Aim of the exercise: Leave out any picture and return the remaining listing below exactly as given.

BEGIN Provided records

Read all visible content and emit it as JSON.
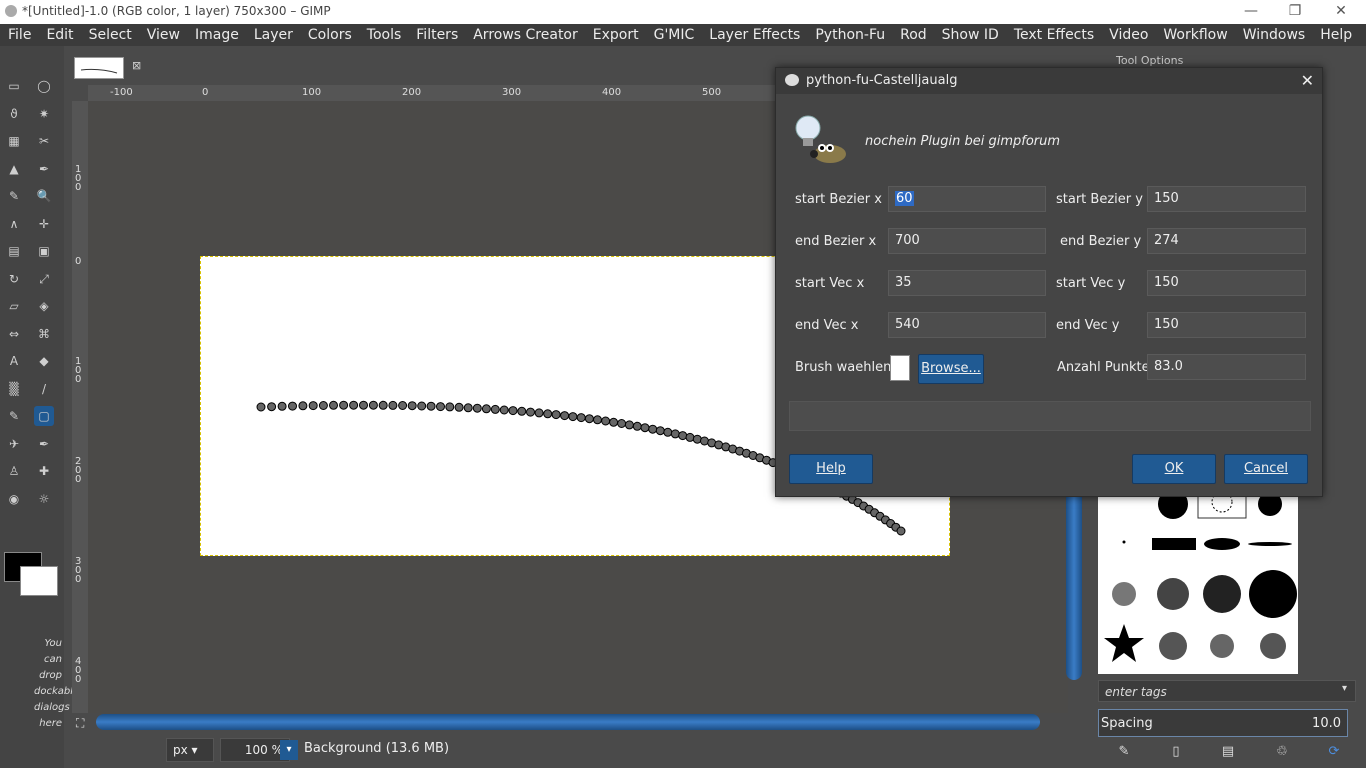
{
  "window": {
    "title": "*[Untitled]-1.0 (RGB color, 1 layer) 750x300 – GIMP",
    "minimize": "—",
    "maximize": "❐",
    "close": "✕"
  },
  "menubar": {
    "items": [
      "File",
      "Edit",
      "Select",
      "View",
      "Image",
      "Layer",
      "Colors",
      "Tools",
      "Filters",
      "Arrows Creator",
      "Export",
      "G'MIC",
      "Layer Effects",
      "Python-Fu",
      "Rod",
      "Show ID",
      "Text Effects",
      "Video",
      "Workflow",
      "Windows",
      "Help"
    ]
  },
  "toolbox": {
    "hint_lines": [
      "You",
      "can",
      "drop",
      "dockable",
      "dialogs",
      "here"
    ]
  },
  "ruler": {
    "h_ticks": [
      "-100",
      "0",
      "100",
      "200",
      "300",
      "400",
      "500"
    ],
    "v_ticks": [
      "1\n0\n0",
      "0",
      "1\n0\n0",
      "2\n0\n0",
      "3\n0\n0",
      "4\n0\n0"
    ]
  },
  "statusbar": {
    "unit": "px",
    "zoom": "100 %",
    "layer_info": "Background (13.6 MB)"
  },
  "dock": {
    "tool_options_title": "Tool Options",
    "tags_placeholder": "enter tags",
    "spacing_label": "Spacing",
    "spacing_value": "10.0"
  },
  "dialog": {
    "title": "python-fu-Castelljaualg",
    "close": "✕",
    "description": "nochein Plugin bei gimpforum",
    "fields": {
      "start_bezier_x": {
        "label": "start Bezier x",
        "value": "60"
      },
      "start_bezier_y": {
        "label": "start Bezier y",
        "value": "150"
      },
      "end_bezier_x": {
        "label": "end Bezier x",
        "value": "700"
      },
      "end_bezier_y": {
        "label": "end Bezier y",
        "value": "274"
      },
      "start_vec_x": {
        "label": "start Vec x",
        "value": "35"
      },
      "start_vec_y": {
        "label": "start Vec y",
        "value": "150"
      },
      "end_vec_x": {
        "label": "end Vec x",
        "value": "540"
      },
      "end_vec_y": {
        "label": "end Vec y",
        "value": "150"
      },
      "brush": {
        "label": "Brush waehlen",
        "browse": "Browse..."
      },
      "anzahl_punkte": {
        "label": "Anzahl Punkte",
        "value": "83.0"
      }
    },
    "buttons": {
      "help": "Help",
      "ok": "OK",
      "cancel": "Cancel"
    }
  },
  "colors": {
    "accent": "#2e6ac4",
    "button_blue": "#205a93",
    "selection_dash": "#d8c200"
  }
}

END Provided records

Result of this exercise:
Read all visible content and emit it as JSON.
{
  "window": {
    "title": "*[Untitled]-1.0 (RGB color, 1 layer) 750x300 – GIMP",
    "minimize": "—",
    "maximize": "❐",
    "close": "✕"
  },
  "menubar": {
    "items": [
      "File",
      "Edit",
      "Select",
      "View",
      "Image",
      "Layer",
      "Colors",
      "Tools",
      "Filters",
      "Arrows Creator",
      "Export",
      "G'MIC",
      "Layer Effects",
      "Python-Fu",
      "Rod",
      "Show ID",
      "Text Effects",
      "Video",
      "Workflow",
      "Windows",
      "Help"
    ]
  },
  "toolbox": {
    "hint_lines": [
      "You",
      "can",
      "drop",
      "dockable",
      "dialogs",
      "here"
    ]
  },
  "ruler": {
    "h_ticks": [
      "-100",
      "0",
      "100",
      "200",
      "300",
      "400",
      "500"
    ],
    "v_ticks": [
      "1\n0\n0",
      "0",
      "1\n0\n0",
      "2\n0\n0",
      "3\n0\n0",
      "4\n0\n0"
    ]
  },
  "statusbar": {
    "unit": "px",
    "zoom": "100 %",
    "layer_info": "Background (13.6 MB)"
  },
  "dock": {
    "tool_options_title": "Tool Options",
    "tags_placeholder": "enter tags",
    "spacing_label": "Spacing",
    "spacing_value": "10.0"
  },
  "dialog": {
    "title": "python-fu-Castelljaualg",
    "close": "✕",
    "description": "nochein Plugin bei gimpforum",
    "fields": {
      "start_bezier_x": {
        "label": "start Bezier x",
        "value": "60"
      },
      "start_bezier_y": {
        "label": "start Bezier y",
        "value": "150"
      },
      "end_bezier_x": {
        "label": "end Bezier x",
        "value": "700"
      },
      "end_bezier_y": {
        "label": "end Bezier y",
        "value": "274"
      },
      "start_vec_x": {
        "label": "start Vec x",
        "value": "35"
      },
      "start_vec_y": {
        "label": "start Vec y",
        "value": "150"
      },
      "end_vec_x": {
        "label": "end Vec x",
        "value": "540"
      },
      "end_vec_y": {
        "label": "end Vec y",
        "value": "150"
      },
      "brush": {
        "label": "Brush waehlen",
        "browse": "Browse..."
      },
      "anzahl_punkte": {
        "label": "Anzahl Punkte",
        "value": "83.0"
      }
    },
    "buttons": {
      "help": "Help",
      "ok": "OK",
      "cancel": "Cancel"
    }
  },
  "colors": {
    "accent": "#2e6ac4",
    "button_blue": "#205a93",
    "selection_dash": "#d8c200"
  }
}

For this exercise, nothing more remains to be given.